**Raw data:**

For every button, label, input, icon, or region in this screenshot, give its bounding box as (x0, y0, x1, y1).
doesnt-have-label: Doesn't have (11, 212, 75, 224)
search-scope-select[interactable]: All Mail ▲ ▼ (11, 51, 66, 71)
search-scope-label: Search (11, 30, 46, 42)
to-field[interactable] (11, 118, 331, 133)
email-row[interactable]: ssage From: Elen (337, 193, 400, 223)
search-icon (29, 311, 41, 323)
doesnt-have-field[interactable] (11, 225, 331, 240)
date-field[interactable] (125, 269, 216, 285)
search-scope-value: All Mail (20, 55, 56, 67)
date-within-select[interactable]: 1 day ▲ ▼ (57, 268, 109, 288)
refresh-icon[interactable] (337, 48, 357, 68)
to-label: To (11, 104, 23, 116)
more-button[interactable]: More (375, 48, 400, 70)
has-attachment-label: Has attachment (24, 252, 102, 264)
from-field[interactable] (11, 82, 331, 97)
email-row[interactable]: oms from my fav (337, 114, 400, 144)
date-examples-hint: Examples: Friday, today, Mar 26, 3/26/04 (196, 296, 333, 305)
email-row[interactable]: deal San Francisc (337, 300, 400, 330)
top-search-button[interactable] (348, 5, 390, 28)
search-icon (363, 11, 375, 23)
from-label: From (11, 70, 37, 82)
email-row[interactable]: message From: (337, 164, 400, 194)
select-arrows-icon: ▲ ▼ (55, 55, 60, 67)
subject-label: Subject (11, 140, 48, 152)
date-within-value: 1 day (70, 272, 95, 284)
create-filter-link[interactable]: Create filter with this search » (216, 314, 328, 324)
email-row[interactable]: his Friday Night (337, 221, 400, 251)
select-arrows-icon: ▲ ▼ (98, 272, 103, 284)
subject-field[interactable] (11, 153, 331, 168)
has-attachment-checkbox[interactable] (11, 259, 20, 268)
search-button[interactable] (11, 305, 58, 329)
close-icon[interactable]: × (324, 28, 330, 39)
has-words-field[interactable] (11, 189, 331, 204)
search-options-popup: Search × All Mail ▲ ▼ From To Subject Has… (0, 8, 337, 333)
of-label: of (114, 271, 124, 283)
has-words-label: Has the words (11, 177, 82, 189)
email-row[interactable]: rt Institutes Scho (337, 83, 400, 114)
* * *
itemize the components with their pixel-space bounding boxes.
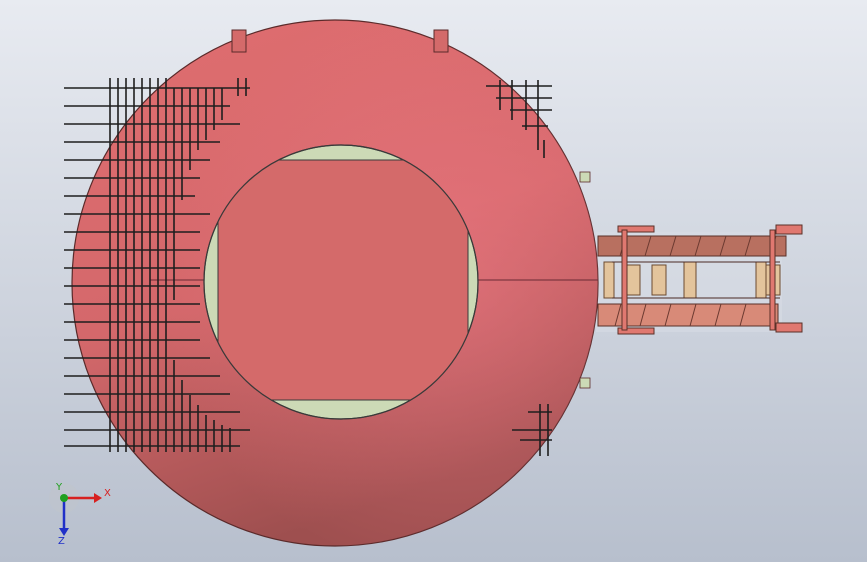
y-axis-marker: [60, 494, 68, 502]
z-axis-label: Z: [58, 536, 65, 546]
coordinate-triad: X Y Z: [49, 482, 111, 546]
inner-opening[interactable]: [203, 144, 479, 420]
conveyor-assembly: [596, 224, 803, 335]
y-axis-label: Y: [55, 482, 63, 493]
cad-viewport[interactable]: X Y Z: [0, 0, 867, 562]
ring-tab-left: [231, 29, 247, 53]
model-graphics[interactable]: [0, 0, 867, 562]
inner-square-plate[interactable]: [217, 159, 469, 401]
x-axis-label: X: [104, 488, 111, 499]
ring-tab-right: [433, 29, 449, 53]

**What is being asked:** Retype the lines from the line with "itemize the components" to the line with "ring-tab-right: [433, 29, 449, 53]", including both ends, and omit the pictures.

**Exercise output:**
itemize the components with their pixel-space bounding boxes.
y-axis-marker: [60, 494, 68, 502]
z-axis-label: Z: [58, 536, 65, 546]
coordinate-triad: X Y Z: [49, 482, 111, 546]
inner-opening[interactable]: [203, 144, 479, 420]
conveyor-assembly: [596, 224, 803, 335]
y-axis-label: Y: [55, 482, 63, 493]
cad-viewport[interactable]: X Y Z: [0, 0, 867, 562]
ring-tab-left: [231, 29, 247, 53]
model-graphics[interactable]: [0, 0, 867, 562]
inner-square-plate[interactable]: [217, 159, 469, 401]
x-axis-label: X: [104, 488, 111, 499]
ring-tab-right: [433, 29, 449, 53]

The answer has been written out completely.